start

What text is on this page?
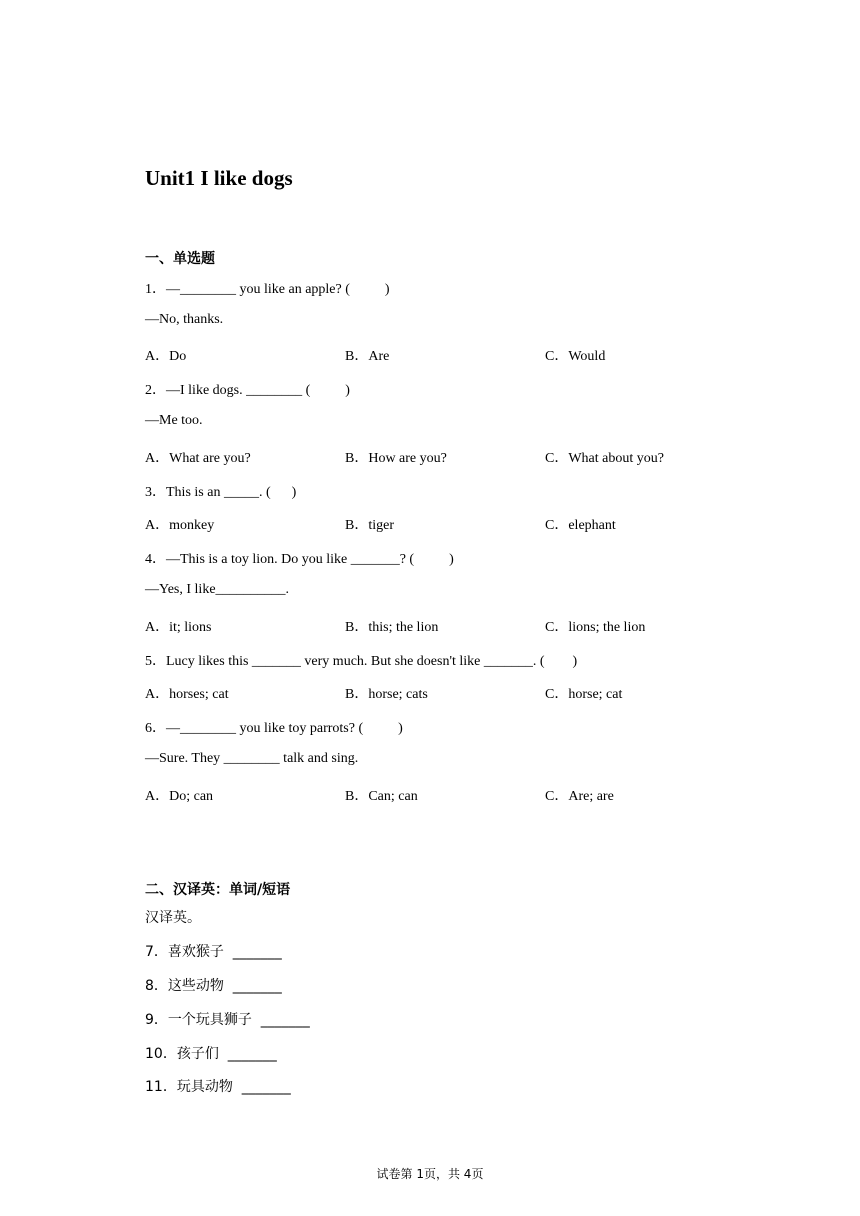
Unit1 I like dogs
一、单选题
1．—________ you like an apple? (          )
—No, thanks.
A．Do	B．Are	C．Would
2．—I like dogs. ________ (          )
—Me too.
A．What are you?	B．How are you?	C．What about you?
3．This is an _____. (      )
A．monkey	B．tiger	C．elephant
4．—This is a toy lion. Do you like _______? (          )
—Yes, I like__________.
A．it; lions	B．this; the lion	C．lions; the lion
5．Lucy likes this _______ very much. But she doesn't like _______. (        )
A．horses; cat	B．horse; cats	C．horse; cat
6．—________ you like toy parrots? (          )
—Sure. They ________ talk and sing.
A．Do; can	B．Can; can	C．Are; are
二、汉译英：单词/短语
汉译英。
7．喜欢猴子  _______
8．这些动物  _______
9．一个玩具狮子  _______
10．孩子们  _______
11．玩具动物  _______
试卷第 1页，共 4页
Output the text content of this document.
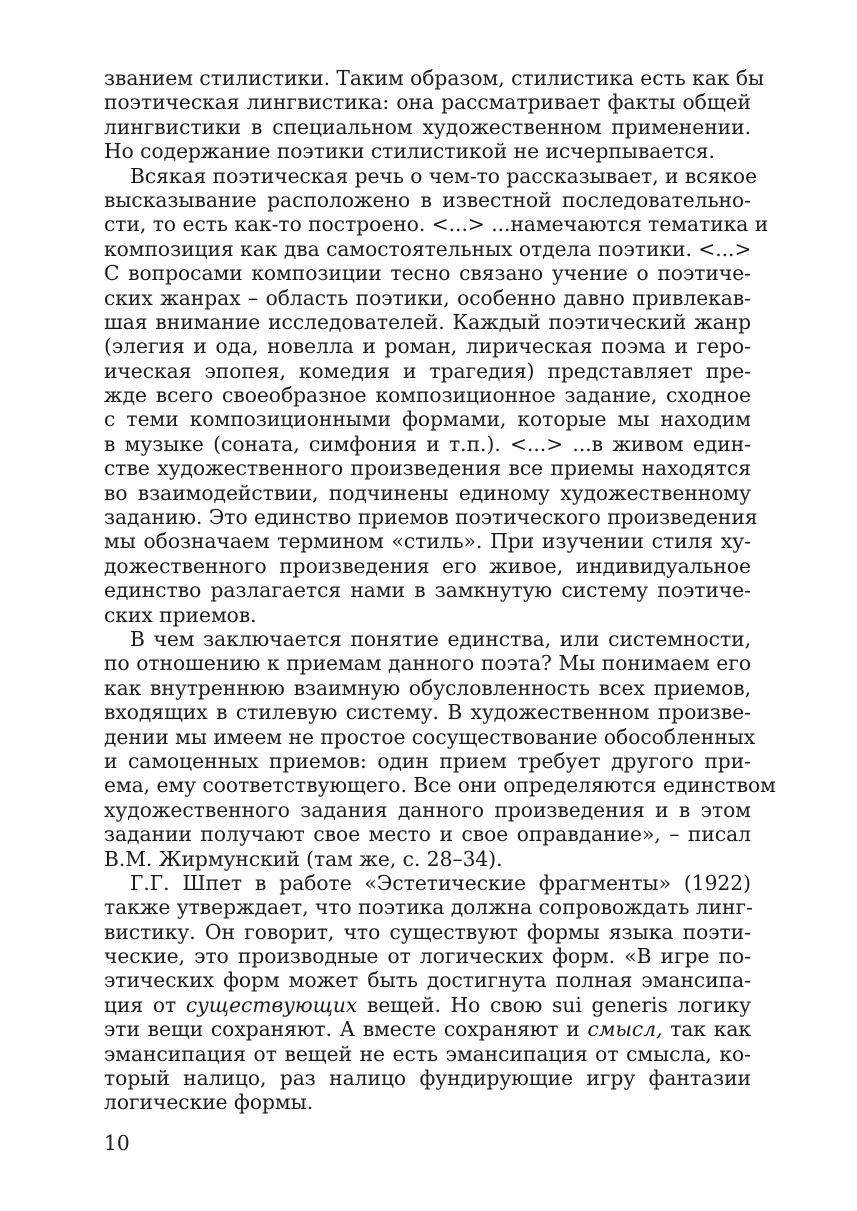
званием стилистики. Таким образом, стилистика есть как бы
поэтическая лингвистика: она рассматривает факты общей
лингвистики в специальном художественном применении.
Но содержание поэтики стилистикой не исчерпывается.
Всякая поэтическая речь о чем-то рассказывает, и всякое
высказывание расположено в известной последовательно-
сти, то есть как-то построено. <...> ...намечаются тематика и
композиция как два самостоятельных отдела поэтики. <...>
С вопросами композиции тесно связано учение о поэтиче-
ских жанрах – область поэтики, особенно давно привлекав-
шая внимание исследователей. Каждый поэтический жанр
(элегия и ода, новелла и роман, лирическая поэма и геро-
ическая эпопея, комедия и трагедия) представляет пре-
жде всего своеобразное композиционное задание, сходное
с теми композиционными формами, которые мы находим
в музыке (соната, симфония и т.п.). <...> ...в живом един-
стве художественного произведения все приемы находятся
во взаимодействии, подчинены единому художественному
заданию. Это единство приемов поэтического произведения
мы обозначаем термином «стиль». При изучении стиля ху-
дожественного произведения его живое, индивидуальное
единство разлагается нами в замкнутую систему поэтиче-
ских приемов.
В чем заключается понятие единства, или системности,
по отношению к приемам данного поэта? Мы понимаем его
как внутреннюю взаимную обусловленность всех приемов,
входящих в стилевую систему. В художественном произве-
дении мы имеем не простое сосуществование обособленных
и самоценных приемов: один прием требует другого при-
ема, ему соответствующего. Все они определяются единством
художественного задания данного произведения и в этом
задании получают свое место и свое оправдание», – писал
В.М. Жирмунский (там же, с. 28–34).
Г.Г. Шпет в работе «Эстетические фрагменты» (1922)
также утверждает, что поэтика должна сопровождать линг-
вистику. Он говорит, что существуют формы языка поэти-
ческие, это производные от логических форм. «В игре по-
этических форм может быть достигнута полная эмансипа-
ция от существующих вещей. Но свою sui generis логику
эти вещи сохраняют. А вместе сохраняют и смысл, так как
эмансипация от вещей не есть эмансипация от смысла, ко-
торый налицо, раз налицо фундирующие игру фантазии
логические формы.
10
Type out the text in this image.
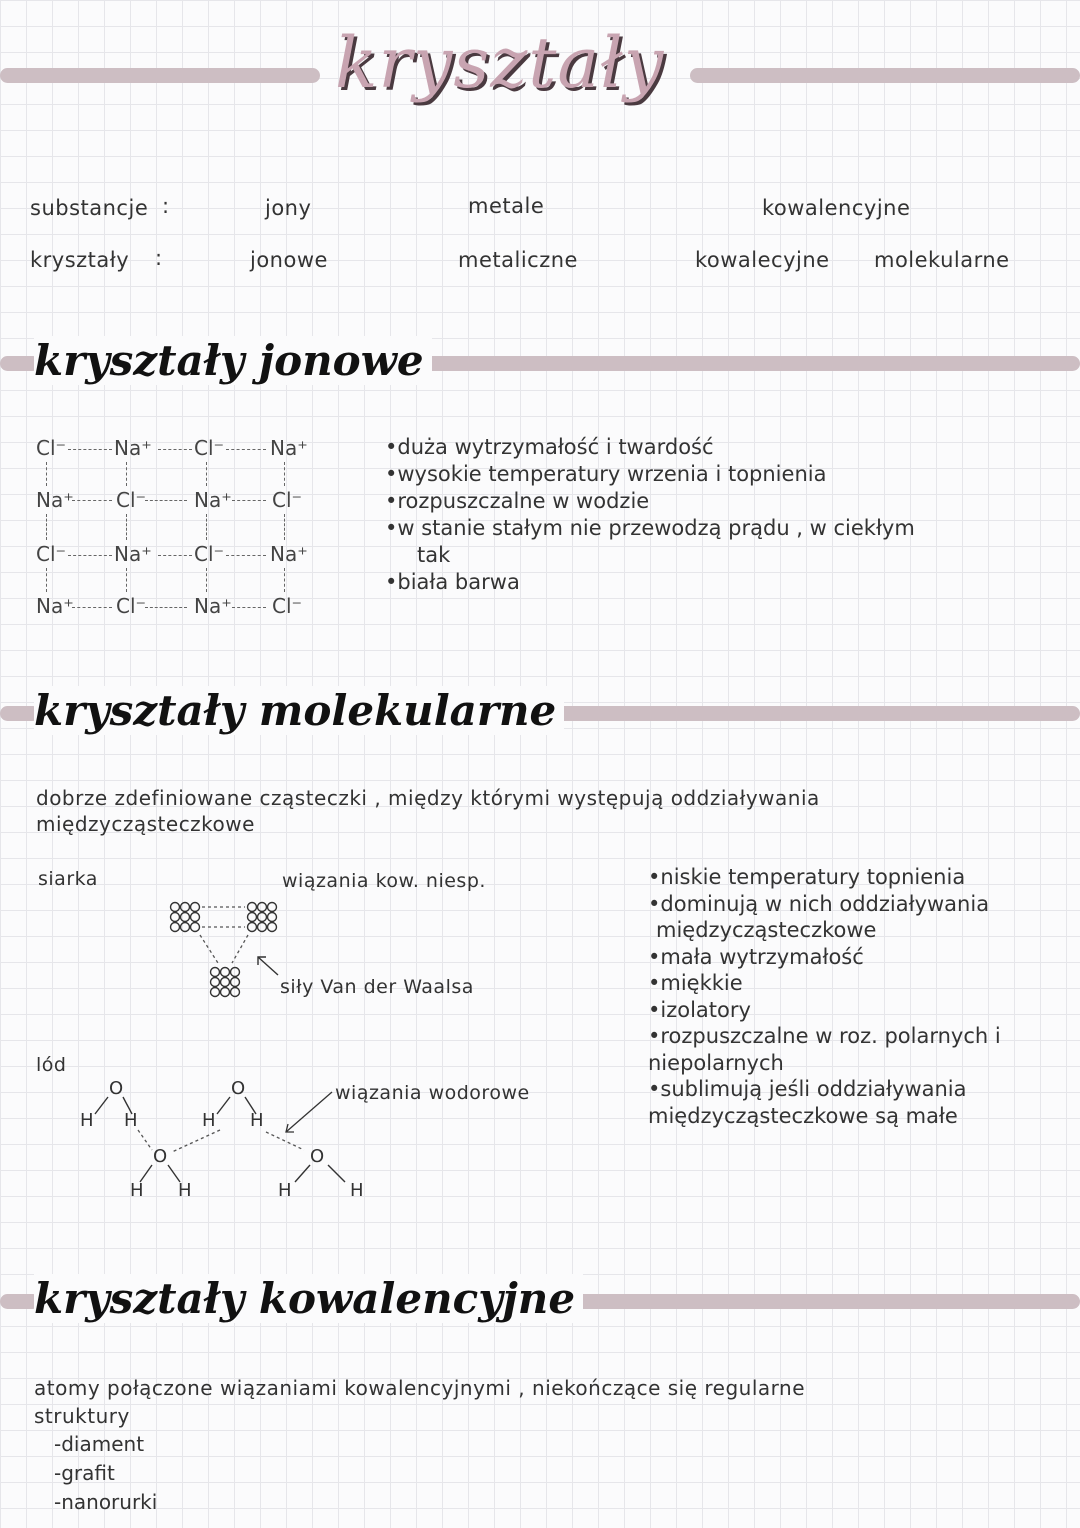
kryształy
substancje :
kryształy :
jony	metale	kowalencyjne
jonowe	metaliczne	kowalecyjne molekularne
kryształy jonowe
Cl⁻ Na⁺ Cl⁻ Na⁺
Na⁺ Cl⁻ Na⁺ Cl⁻
Cl⁻ Na⁺ Cl⁻ Na⁺
Na⁺ Cl⁻ Na⁺ Cl⁻
•duża wytrzymałość i twardość
•wysokie temperatury wrzenia i topnienia
•rozpuszczalne w wodzie
•w stanie stałym nie przewodzą prądu , w ciekłym
tak
•biała barwa
kryształy molekularne
dobrze zdefiniowane cząsteczki , między którymi występują oddziaływania
międzycząsteczkowe
siarka	wiązania kow. niesp.
siły Van der Waalsa
lód
wiązania wodorowe
O
H H
O
H H
O
H H
O
H	H
•niskie temperatury topnienia
•dominują w nich oddziaływania
międzycząsteczkowe
•mała wytrzymałość
•miękkie
•izolatory
•rozpuszczalne w roz. polarnych i
niepolarnych
•sublimują jeśli oddziaływania
międzycząsteczkowe są małe
kryształy kowalencyjne
atomy połączone wiązaniami kowalencyjnymi , niekończące się regularne
struktury
-diament
-grafit
-nanorurki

end

What is the number of lines in this material that hold the string "temperatury"? Answer with that number only.

2